---------- Given data ----------

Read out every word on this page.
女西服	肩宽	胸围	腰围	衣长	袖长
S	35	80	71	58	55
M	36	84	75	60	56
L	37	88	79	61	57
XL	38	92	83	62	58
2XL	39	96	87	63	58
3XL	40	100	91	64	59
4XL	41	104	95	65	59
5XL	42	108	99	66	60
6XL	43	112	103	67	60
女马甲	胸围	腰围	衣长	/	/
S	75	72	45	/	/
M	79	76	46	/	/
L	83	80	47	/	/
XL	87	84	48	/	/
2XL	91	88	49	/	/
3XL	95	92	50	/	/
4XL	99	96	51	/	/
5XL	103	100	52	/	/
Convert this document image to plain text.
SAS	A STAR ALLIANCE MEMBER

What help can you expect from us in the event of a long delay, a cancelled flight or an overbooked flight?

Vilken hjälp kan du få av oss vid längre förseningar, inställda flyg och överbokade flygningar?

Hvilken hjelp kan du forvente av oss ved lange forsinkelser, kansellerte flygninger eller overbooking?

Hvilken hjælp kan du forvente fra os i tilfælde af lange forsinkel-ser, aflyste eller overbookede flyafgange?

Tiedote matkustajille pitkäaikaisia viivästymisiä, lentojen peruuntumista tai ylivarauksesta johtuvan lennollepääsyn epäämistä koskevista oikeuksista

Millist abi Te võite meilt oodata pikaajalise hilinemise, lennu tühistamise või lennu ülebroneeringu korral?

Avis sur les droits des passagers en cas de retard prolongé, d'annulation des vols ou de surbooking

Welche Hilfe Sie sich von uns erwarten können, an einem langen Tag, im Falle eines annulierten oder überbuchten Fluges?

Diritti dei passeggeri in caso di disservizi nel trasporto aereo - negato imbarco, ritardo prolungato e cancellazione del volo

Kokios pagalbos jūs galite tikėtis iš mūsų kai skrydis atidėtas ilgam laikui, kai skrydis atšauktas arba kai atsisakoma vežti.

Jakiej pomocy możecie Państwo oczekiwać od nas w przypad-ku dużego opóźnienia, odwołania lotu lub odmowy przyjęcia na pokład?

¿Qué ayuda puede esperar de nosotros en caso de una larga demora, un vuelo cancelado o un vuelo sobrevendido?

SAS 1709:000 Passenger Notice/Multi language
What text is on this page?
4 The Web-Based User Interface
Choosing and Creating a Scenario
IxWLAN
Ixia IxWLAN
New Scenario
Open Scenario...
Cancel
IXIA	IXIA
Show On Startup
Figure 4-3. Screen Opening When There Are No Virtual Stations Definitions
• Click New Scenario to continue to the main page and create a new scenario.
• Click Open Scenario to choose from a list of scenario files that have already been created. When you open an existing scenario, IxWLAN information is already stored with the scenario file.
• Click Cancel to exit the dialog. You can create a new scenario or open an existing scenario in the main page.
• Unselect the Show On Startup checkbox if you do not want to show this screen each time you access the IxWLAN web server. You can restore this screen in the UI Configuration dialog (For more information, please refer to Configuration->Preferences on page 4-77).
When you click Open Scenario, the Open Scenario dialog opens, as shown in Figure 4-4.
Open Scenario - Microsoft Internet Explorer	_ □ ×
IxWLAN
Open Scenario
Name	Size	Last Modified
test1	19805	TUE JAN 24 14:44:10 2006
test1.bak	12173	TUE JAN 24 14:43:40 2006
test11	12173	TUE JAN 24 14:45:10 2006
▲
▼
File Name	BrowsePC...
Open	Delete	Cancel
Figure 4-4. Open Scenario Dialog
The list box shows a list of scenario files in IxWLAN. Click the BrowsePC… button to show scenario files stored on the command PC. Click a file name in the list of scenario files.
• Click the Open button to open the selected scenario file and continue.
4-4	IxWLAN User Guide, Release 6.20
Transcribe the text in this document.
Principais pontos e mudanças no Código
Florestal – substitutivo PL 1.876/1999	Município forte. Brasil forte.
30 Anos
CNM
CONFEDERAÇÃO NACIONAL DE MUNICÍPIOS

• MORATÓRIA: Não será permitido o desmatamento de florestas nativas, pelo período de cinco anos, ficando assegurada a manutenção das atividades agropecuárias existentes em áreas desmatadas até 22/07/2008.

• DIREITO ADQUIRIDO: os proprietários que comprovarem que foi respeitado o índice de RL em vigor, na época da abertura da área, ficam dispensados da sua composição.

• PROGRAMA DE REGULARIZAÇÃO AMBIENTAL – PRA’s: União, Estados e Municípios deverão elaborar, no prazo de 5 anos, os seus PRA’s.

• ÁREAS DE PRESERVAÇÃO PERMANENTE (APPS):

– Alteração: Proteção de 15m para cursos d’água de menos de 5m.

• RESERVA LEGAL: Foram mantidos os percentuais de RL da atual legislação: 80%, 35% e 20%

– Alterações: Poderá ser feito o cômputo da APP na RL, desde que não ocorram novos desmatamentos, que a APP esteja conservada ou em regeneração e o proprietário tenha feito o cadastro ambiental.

----------

Copy all lines from the material that contain "stored".

• Click Open Scenario to choose from a list of scenario files that have already been created. When you open an existing scenario, IxWLAN information is already stored with the scenario file.
The list box shows a list of scenario files in IxWLAN. Click the BrowsePC… button to show scenario files stored on the command PC. Click a file name in the list of scenario files.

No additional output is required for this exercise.